→ **What the exercise asks**
Copy out each line that includes the word "JSON".

(Figure collection entries)
────
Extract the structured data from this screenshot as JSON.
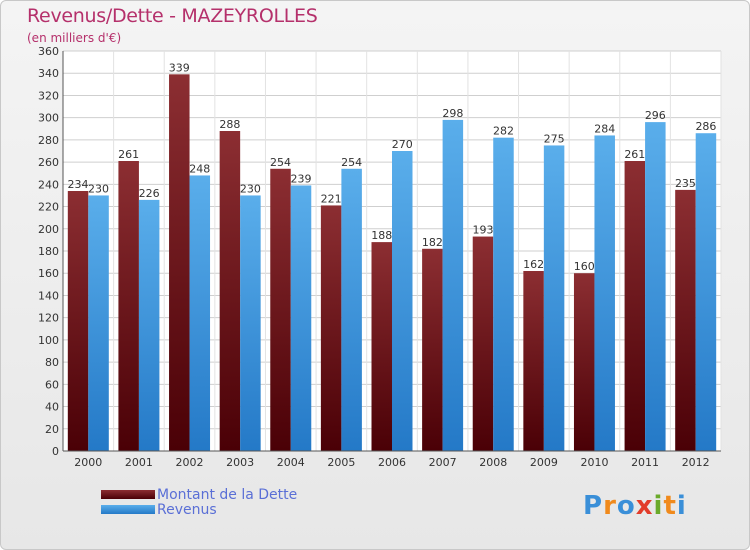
{
  "header": {
    "title": "Revenus/Dette - MAZEYROLLES",
    "subtitle": "(en milliers d'€)"
  },
  "legend": {
    "items": [
      {
        "label": "Montant de la Dette",
        "color": "#6b0d14"
      },
      {
        "label": "Revenus",
        "color": "#3a94dd"
      }
    ]
  },
  "logo": {
    "letters": [
      "P",
      "r",
      "o",
      "x",
      "i",
      "t",
      "i"
    ],
    "colors": [
      "#3a8fd8",
      "#f08a1c",
      "#3a8fd8",
      "#e23c2a",
      "#6aaa2a",
      "#f08a1c",
      "#3a8fd8"
    ]
  },
  "chart_data": {
    "type": "bar",
    "categories": [
      "2000",
      "2001",
      "2002",
      "2003",
      "2004",
      "2005",
      "2006",
      "2007",
      "2008",
      "2009",
      "2010",
      "2011",
      "2012"
    ],
    "series": [
      {
        "name": "Montant de la Dette",
        "values": [
          234,
          261,
          339,
          288,
          254,
          221,
          188,
          182,
          193,
          162,
          160,
          261,
          235
        ]
      },
      {
        "name": "Revenus",
        "values": [
          230,
          226,
          248,
          230,
          239,
          254,
          270,
          298,
          282,
          275,
          284,
          296,
          286
        ]
      }
    ],
    "ylim": [
      0,
      360
    ],
    "ytick_step": 20,
    "grid": true,
    "data_labels": true,
    "legend_position": "bottom-left"
  }
}
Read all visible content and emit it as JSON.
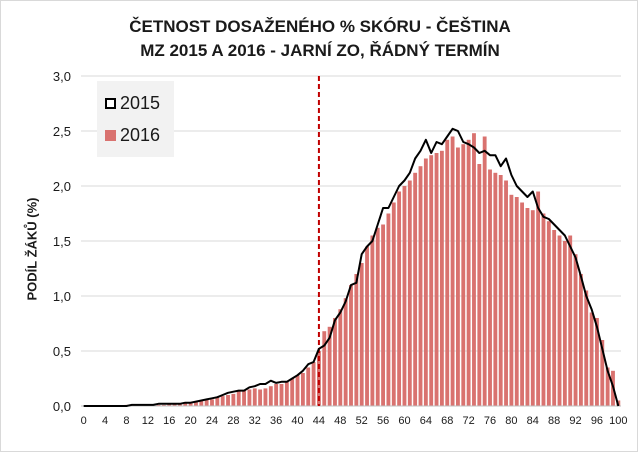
{
  "chart_data": {
    "type": "bar",
    "title": [
      "ČETNOST DOSAŽENÉHO % SKÓRU - ČEŠTINA",
      "MZ 2015 A 2016 - JARNÍ ZO, ŘÁDNÝ TERMÍN"
    ],
    "xlabel": "",
    "ylabel": "PODÍL ŽÁKŮ (%)",
    "xlim": [
      0,
      100
    ],
    "ylim": [
      0,
      3.0
    ],
    "ytick_labels": [
      "0,0",
      "0,5",
      "1,0",
      "1,5",
      "2,0",
      "2,5",
      "3,0"
    ],
    "xtick_labels": [
      "0",
      "4",
      "8",
      "12",
      "16",
      "20",
      "24",
      "28",
      "32",
      "36",
      "40",
      "44",
      "48",
      "52",
      "56",
      "60",
      "64",
      "68",
      "72",
      "76",
      "80",
      "84",
      "88",
      "92",
      "96",
      "100"
    ],
    "grid": true,
    "legend_position": "top-left",
    "threshold_line_x": 44,
    "colors": {
      "bar_2016": "#d9726f",
      "line_2015": "#000000",
      "threshold": "#c00000",
      "grid": "#d9d9d9",
      "legend_bg": "#f2f2f2"
    },
    "series": [
      {
        "name": "2016",
        "kind": "bar",
        "x": [
          0,
          1,
          2,
          3,
          4,
          5,
          6,
          7,
          8,
          9,
          10,
          11,
          12,
          13,
          14,
          15,
          16,
          17,
          18,
          19,
          20,
          21,
          22,
          23,
          24,
          25,
          26,
          27,
          28,
          29,
          30,
          31,
          32,
          33,
          34,
          35,
          36,
          37,
          38,
          39,
          40,
          41,
          42,
          43,
          44,
          45,
          46,
          47,
          48,
          49,
          50,
          51,
          52,
          53,
          54,
          55,
          56,
          57,
          58,
          59,
          60,
          61,
          62,
          63,
          64,
          65,
          66,
          67,
          68,
          69,
          70,
          71,
          72,
          73,
          74,
          75,
          76,
          77,
          78,
          79,
          80,
          81,
          82,
          83,
          84,
          85,
          86,
          87,
          88,
          89,
          90,
          91,
          92,
          93,
          94,
          95,
          96,
          97,
          98,
          99,
          100
        ],
        "values": [
          0,
          0,
          0,
          0,
          0,
          0,
          0,
          0,
          0.01,
          0,
          0.01,
          0.01,
          0.01,
          0.01,
          0.01,
          0.01,
          0.02,
          0.02,
          0.02,
          0.03,
          0.03,
          0.04,
          0.05,
          0.06,
          0.06,
          0.08,
          0.09,
          0.1,
          0.11,
          0.14,
          0.14,
          0.15,
          0.16,
          0.15,
          0.16,
          0.18,
          0.2,
          0.2,
          0.22,
          0.25,
          0.28,
          0.3,
          0.35,
          0.4,
          0.5,
          0.68,
          0.72,
          0.8,
          0.88,
          0.98,
          1.1,
          1.2,
          1.3,
          1.45,
          1.55,
          1.62,
          1.65,
          1.75,
          1.85,
          1.95,
          2.0,
          2.05,
          2.12,
          2.18,
          2.25,
          2.28,
          2.3,
          2.32,
          2.42,
          2.45,
          2.35,
          2.38,
          2.42,
          2.48,
          2.2,
          2.45,
          2.15,
          2.12,
          2.1,
          2.05,
          1.92,
          1.9,
          1.85,
          1.8,
          1.78,
          1.95,
          1.75,
          1.68,
          1.6,
          1.55,
          1.5,
          1.55,
          1.38,
          1.2,
          1.05,
          0.85,
          0.8,
          0.6,
          0.35,
          0.32,
          0.05
        ]
      },
      {
        "name": "2015",
        "kind": "line",
        "x": [
          0,
          1,
          2,
          3,
          4,
          5,
          6,
          7,
          8,
          9,
          10,
          11,
          12,
          13,
          14,
          15,
          16,
          17,
          18,
          19,
          20,
          21,
          22,
          23,
          24,
          25,
          26,
          27,
          28,
          29,
          30,
          31,
          32,
          33,
          34,
          35,
          36,
          37,
          38,
          39,
          40,
          41,
          42,
          43,
          44,
          45,
          46,
          47,
          48,
          49,
          50,
          51,
          52,
          53,
          54,
          55,
          56,
          57,
          58,
          59,
          60,
          61,
          62,
          63,
          64,
          65,
          66,
          67,
          68,
          69,
          70,
          71,
          72,
          73,
          74,
          75,
          76,
          77,
          78,
          79,
          80,
          81,
          82,
          83,
          84,
          85,
          86,
          87,
          88,
          89,
          90,
          91,
          92,
          93,
          94,
          95,
          96,
          97,
          98,
          99,
          100
        ],
        "values": [
          0,
          0,
          0,
          0,
          0,
          0,
          0,
          0,
          0,
          0.01,
          0.01,
          0.01,
          0.01,
          0.01,
          0.02,
          0.02,
          0.02,
          0.02,
          0.02,
          0.03,
          0.03,
          0.04,
          0.05,
          0.06,
          0.07,
          0.08,
          0.1,
          0.12,
          0.13,
          0.14,
          0.14,
          0.17,
          0.18,
          0.2,
          0.2,
          0.23,
          0.21,
          0.22,
          0.22,
          0.25,
          0.28,
          0.32,
          0.38,
          0.4,
          0.52,
          0.55,
          0.62,
          0.78,
          0.85,
          0.95,
          1.1,
          1.12,
          1.38,
          1.45,
          1.5,
          1.65,
          1.8,
          1.8,
          1.9,
          2.0,
          2.05,
          2.12,
          2.25,
          2.32,
          2.42,
          2.3,
          2.4,
          2.38,
          2.45,
          2.52,
          2.5,
          2.4,
          2.38,
          2.35,
          2.3,
          2.32,
          2.28,
          2.28,
          2.18,
          2.25,
          2.1,
          2.0,
          1.95,
          1.9,
          1.95,
          1.8,
          1.72,
          1.7,
          1.65,
          1.6,
          1.55,
          1.45,
          1.35,
          1.18,
          1.0,
          0.88,
          0.72,
          0.52,
          0.32,
          0.18,
          0.0
        ]
      }
    ]
  }
}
────
→ **Exercise output**
Extract the structured data from this screenshot as JSON.
Read all visible content and emit it as JSON.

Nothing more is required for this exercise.